Energetic metabolism of Chromobacterium violaceum

INTRODUCTION

In all living organisms (bacteria, plants and animals), energy-rich substrates are converted into chemical energy as ATP. ATP is used by the cells to drive movement, for active transport, metabolic synthesis, and other processes requiring energy. Membrane-bound H⁺-ATP synthases are the key enzymes of energy metabolism. They catalyze ATP synthesis from ADP and inorganic phosphate, coupled with transmembrane proton transport. Proton transport is driven by transmembrane pH and electric potential differences (Mitchell, 1974; Creczynski-Pasa and Gräber, 1994; Boyer, 1998). Chromobacterium violaceum has an F₀F₁-type ATP synthase, similar to the enzyme found in E. coli (Fischer and Gräber, 1999; Vasconcelos et al., 2003). However, C. violaceum also has alternative means to obtain energy. It is able to live under aerobic and anaerobic conditions as a free-living organism; this important characteristic enables this bacterium to survive under diverse environmental conditions. Furthermore, C. violaceum has a strong chemotactic capacity, and a strong capability to adapt to stress (Vasconcelos et al., 2003). All these processes require large amounts of energy. We present an overview of the energetic metabolism of C. violaceum, based on the information obtained from its genome analysis (Vasconcelos et al., 2003).

RESULTS AND DISCUSSION

As in all chemoheterotrophic bacteria, C. violaceum is able to grow in minimal medium that includes simple sugars, such as glucose, fructose, galactose, or ribose. However, C. violaceum is not able to synthesize glucose through gluconogenesis, since, based on genome analysis, it lacks the gene that codes for glucose-6-phosphatase (Vasconcelos et al., 2003). The Embden-Meyerhoff pathway, tricarboxylic acid and glyoxylate cycles, and the respiratory chain, supply cellular energy, as well as substrates for anabolic pathways under aerobic conditions. This bacterium has the capability to biosynthesize complex polysaccharides, such as cellulose, but not glycogen. C. violaceum mainly uses monosaccharides; however, it seems to be able to utilize cellulose and chitin, but not starch, as carbon sources, since it contains cellulases and chitinase, but lacks alpha amylase genes. In addition, C. violaceum is not able to utilize sucrose or lactose as energy resources, because these metabolic pathways are absent from its genome (Vasconcelos et al., 2003).

- Source information -

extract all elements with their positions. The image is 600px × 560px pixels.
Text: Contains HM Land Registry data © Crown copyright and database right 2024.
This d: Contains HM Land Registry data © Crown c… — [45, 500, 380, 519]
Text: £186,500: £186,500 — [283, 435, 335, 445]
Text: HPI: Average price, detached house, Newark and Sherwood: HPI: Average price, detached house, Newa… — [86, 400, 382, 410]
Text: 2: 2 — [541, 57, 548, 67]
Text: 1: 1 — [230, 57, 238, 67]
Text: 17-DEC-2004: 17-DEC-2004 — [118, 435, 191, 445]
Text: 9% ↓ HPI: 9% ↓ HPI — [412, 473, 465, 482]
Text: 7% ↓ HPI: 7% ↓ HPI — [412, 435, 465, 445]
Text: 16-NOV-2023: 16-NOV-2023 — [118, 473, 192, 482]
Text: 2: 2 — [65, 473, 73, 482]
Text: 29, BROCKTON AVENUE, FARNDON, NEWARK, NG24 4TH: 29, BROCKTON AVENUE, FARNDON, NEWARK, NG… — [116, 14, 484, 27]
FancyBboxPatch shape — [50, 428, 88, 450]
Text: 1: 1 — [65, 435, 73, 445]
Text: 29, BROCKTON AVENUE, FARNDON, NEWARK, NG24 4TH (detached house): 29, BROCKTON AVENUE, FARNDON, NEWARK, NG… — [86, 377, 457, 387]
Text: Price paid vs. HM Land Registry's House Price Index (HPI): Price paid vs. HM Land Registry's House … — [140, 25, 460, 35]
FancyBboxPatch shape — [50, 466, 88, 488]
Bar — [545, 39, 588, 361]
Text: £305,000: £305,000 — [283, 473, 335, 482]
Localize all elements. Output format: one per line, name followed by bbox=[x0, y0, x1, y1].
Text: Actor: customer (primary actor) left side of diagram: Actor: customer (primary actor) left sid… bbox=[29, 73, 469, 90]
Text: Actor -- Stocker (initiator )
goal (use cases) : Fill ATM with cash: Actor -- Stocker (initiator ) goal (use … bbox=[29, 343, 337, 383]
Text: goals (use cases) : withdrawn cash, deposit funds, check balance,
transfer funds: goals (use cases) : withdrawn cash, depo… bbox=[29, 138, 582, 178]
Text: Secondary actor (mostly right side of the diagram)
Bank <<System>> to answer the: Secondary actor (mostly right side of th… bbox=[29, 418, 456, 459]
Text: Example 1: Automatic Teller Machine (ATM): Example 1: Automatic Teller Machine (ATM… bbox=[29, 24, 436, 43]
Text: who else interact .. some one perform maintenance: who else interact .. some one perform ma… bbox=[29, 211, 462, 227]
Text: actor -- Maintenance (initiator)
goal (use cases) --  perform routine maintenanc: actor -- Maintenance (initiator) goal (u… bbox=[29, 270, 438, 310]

- Goal of the exercise -
Using the text on the energetic metabolism of Chromobacterium violaceum, answer these:
(a) What type of ATP synthase does C. violaceum have, and in which organism is a similar enzyme found?
(b) Which gene is missing from its genome, leaving it unable to synthesize glucose?
(c) Of cellulose and glycogen, which can it biosynthesize?
The material plays no part in the work here.

- Answer to the exercise -
(a) It has an F₀F₁-type ATP synthase, similar to the enzyme found in E. coli.
(b) The gene that codes for glucose-6-phosphatase.
(c) Cellulose. It cannot biosynthesize glycogen.